** BEGIN Data to process **

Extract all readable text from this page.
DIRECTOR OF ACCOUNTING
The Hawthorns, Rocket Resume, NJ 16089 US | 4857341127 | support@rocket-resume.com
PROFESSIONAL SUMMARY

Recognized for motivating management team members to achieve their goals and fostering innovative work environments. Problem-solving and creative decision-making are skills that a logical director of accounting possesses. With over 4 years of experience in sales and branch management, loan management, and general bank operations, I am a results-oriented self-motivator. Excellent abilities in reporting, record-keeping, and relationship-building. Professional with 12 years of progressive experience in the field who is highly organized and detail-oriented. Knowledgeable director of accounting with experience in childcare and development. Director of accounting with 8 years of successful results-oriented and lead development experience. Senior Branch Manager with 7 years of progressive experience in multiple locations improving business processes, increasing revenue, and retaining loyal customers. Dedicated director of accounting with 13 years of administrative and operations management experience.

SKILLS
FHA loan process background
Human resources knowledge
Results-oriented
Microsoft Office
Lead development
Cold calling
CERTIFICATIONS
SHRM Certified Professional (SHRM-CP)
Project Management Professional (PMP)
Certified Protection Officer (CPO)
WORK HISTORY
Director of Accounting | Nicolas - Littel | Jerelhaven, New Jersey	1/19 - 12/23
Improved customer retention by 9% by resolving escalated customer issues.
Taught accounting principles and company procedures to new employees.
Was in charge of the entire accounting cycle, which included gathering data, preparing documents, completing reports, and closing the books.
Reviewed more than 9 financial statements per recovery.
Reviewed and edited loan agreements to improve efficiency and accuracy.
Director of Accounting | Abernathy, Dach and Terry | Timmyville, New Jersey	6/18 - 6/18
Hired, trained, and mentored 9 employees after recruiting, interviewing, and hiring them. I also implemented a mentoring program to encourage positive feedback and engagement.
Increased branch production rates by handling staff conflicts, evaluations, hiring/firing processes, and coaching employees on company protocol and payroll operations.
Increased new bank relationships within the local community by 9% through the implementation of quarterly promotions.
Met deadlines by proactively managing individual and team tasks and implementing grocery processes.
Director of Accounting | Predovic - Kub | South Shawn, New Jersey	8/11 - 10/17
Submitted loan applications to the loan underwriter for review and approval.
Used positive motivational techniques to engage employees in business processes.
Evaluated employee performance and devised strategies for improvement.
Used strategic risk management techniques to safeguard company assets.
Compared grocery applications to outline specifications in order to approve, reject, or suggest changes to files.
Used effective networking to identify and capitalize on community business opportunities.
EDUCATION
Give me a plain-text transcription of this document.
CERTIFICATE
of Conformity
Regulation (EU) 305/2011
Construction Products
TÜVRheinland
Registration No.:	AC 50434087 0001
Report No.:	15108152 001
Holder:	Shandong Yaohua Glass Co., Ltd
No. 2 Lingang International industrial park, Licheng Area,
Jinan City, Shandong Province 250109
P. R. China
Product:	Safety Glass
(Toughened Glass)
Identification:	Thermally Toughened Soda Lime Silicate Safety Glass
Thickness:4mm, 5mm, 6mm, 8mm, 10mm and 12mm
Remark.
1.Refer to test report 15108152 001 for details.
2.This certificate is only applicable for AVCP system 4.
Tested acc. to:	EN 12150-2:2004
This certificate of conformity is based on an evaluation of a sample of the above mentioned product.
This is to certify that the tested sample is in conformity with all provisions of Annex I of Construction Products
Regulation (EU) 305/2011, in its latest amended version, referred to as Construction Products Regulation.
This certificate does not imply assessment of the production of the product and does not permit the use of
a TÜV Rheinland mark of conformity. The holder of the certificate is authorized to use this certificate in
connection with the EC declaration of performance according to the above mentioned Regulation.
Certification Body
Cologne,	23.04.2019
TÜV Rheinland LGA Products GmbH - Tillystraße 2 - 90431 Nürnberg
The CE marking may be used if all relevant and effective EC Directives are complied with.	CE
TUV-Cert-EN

** END Data to process **

Copy every line exactly. Leave nothing out.

Extract all readable text from this page.
DIRECTOR OF ACCOUNTING
The Hawthorns, Rocket Resume, NJ 16089 US | 4857341127 | support@rocket-resume.com
PROFESSIONAL SUMMARY

Recognized for motivating management team members to achieve their goals and fostering innovative work environments. Problem-solving and creative decision-making are skills that a logical director of accounting possesses. With over 4 years of experience in sales and branch management, loan management, and general bank operations, I am a results-oriented self-motivator. Excellent abilities in reporting, record-keeping, and relationship-building. Professional with 12 years of progressive experience in the field who is highly organized and detail-oriented. Knowledgeable director of accounting with experience in childcare and development. Director of accounting with 8 years of successful results-oriented and lead development experience. Senior Branch Manager with 7 years of progressive experience in multiple locations improving business processes, increasing revenue, and retaining loyal customers. Dedicated director of accounting with 13 years of administrative and operations management experience.

SKILLS
FHA loan process background
Human resources knowledge
Results-oriented
Microsoft Office
Lead development
Cold calling
CERTIFICATIONS
SHRM Certified Professional (SHRM-CP)
Project Management Professional (PMP)
Certified Protection Officer (CPO)
WORK HISTORY
Director of Accounting | Nicolas - Littel | Jerelhaven, New Jersey	1/19 - 12/23
Improved customer retention by 9% by resolving escalated customer issues.
Taught accounting principles and company procedures to new employees.
Was in charge of the entire accounting cycle, which included gathering data, preparing documents, completing reports, and closing the books.
Reviewed more than 9 financial statements per recovery.
Reviewed and edited loan agreements to improve efficiency and accuracy.
Director of Accounting | Abernathy, Dach and Terry | Timmyville, New Jersey	6/18 - 6/18
Hired, trained, and mentored 9 employees after recruiting, interviewing, and hiring them. I also implemented a mentoring program to encourage positive feedback and engagement.
Increased branch production rates by handling staff conflicts, evaluations, hiring/firing processes, and coaching employees on company protocol and payroll operations.
Increased new bank relationships within the local community by 9% through the implementation of quarterly promotions.
Met deadlines by proactively managing individual and team tasks and implementing grocery processes.
Director of Accounting | Predovic - Kub | South Shawn, New Jersey	8/11 - 10/17
Submitted loan applications to the loan underwriter for review and approval.
Used positive motivational techniques to engage employees in business processes.
Evaluated employee performance and devised strategies for improvement.
Used strategic risk management techniques to safeguard company assets.
Compared grocery applications to outline specifications in order to approve, reject, or suggest changes to files.
Used effective networking to identify and capitalize on community business opportunities.
EDUCATION
Give me a plain-text transcription of this document.
CERTIFICATE
of Conformity
Regulation (EU) 305/2011
Construction Products
TÜVRheinland
Registration No.:	AC 50434087 0001
Report No.:	15108152 001
Holder:	Shandong Yaohua Glass Co., Ltd
No. 2 Lingang International industrial park, Licheng Area,
Jinan City, Shandong Province 250109
P. R. China
Product:	Safety Glass
(Toughened Glass)
Identification:	Thermally Toughened Soda Lime Silicate Safety Glass
Thickness:4mm, 5mm, 6mm, 8mm, 10mm and 12mm
Remark.
1.Refer to test report 15108152 001 for details.
2.This certificate is only applicable for AVCP system 4.
Tested acc. to:	EN 12150-2:2004
This certificate of conformity is based on an evaluation of a sample of the above mentioned product.
This is to certify that the tested sample is in conformity with all provisions of Annex I of Construction Products
Regulation (EU) 305/2011, in its latest amended version, referred to as Construction Products Regulation.
This certificate does not imply assessment of the production of the product and does not permit the use of
a TÜV Rheinland mark of conformity. The holder of the certificate is authorized to use this certificate in
connection with the EC declaration of performance according to the above mentioned Regulation.
Certification Body
Cologne,	23.04.2019
TÜV Rheinland LGA Products GmbH - Tillystraße 2 - 90431 Nürnberg
The CE marking may be used if all relevant and effective EC Directives are complied with.	CE
TUV-Cert-EN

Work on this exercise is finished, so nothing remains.